* _Task description_
Copy, from the entries below, each line in which the string "Osmanlı" appears.

Data entries:
-*-

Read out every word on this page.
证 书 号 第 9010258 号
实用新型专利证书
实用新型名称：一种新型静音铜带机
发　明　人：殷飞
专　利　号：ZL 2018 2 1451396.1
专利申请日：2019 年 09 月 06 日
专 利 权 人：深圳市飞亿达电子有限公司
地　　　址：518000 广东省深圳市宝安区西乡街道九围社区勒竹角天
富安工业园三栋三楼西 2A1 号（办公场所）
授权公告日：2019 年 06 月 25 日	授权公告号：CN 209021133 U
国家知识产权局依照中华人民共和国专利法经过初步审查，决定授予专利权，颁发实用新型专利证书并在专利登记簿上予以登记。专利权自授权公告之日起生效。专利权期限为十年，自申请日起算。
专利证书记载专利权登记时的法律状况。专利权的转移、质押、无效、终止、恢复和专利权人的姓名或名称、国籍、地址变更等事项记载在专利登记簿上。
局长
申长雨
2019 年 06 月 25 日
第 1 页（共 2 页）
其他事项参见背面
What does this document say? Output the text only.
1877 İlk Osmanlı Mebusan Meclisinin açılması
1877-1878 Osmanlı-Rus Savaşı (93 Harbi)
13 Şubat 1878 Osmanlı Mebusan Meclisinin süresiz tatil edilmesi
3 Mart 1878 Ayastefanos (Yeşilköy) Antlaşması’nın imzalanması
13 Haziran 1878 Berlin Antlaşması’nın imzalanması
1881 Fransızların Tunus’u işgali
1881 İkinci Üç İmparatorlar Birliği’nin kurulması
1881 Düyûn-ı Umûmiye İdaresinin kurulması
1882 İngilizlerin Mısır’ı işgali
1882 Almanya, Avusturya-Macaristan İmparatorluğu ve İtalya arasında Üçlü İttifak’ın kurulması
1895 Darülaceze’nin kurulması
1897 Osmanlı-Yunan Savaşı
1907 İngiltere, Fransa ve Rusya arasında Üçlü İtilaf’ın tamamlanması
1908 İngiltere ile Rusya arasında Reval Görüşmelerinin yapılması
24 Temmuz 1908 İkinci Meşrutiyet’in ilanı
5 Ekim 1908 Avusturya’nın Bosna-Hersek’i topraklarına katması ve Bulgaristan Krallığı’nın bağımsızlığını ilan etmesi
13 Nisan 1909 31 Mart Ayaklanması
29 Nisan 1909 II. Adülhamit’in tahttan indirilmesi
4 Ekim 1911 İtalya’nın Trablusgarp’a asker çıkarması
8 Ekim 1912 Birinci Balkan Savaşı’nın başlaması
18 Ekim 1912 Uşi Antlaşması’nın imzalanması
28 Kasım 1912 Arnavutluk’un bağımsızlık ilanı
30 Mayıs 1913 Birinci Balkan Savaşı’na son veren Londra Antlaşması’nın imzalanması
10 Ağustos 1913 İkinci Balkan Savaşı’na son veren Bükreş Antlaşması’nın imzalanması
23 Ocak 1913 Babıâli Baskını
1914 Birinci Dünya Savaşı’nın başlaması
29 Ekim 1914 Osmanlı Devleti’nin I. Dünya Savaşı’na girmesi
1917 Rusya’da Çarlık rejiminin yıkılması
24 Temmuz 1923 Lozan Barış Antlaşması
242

-*-

* _Result for this exercise_
1877 İlk Osmanlı Mebusan Meclisinin açılması
1877-1878 Osmanlı-Rus Savaşı (93 Harbi)
13 Şubat 1878 Osmanlı Mebusan Meclisinin süresiz tatil edilmesi
1897 Osmanlı-Yunan Savaşı
29 Ekim 1914 Osmanlı Devleti’nin I. Dünya Savaşı’na girmesi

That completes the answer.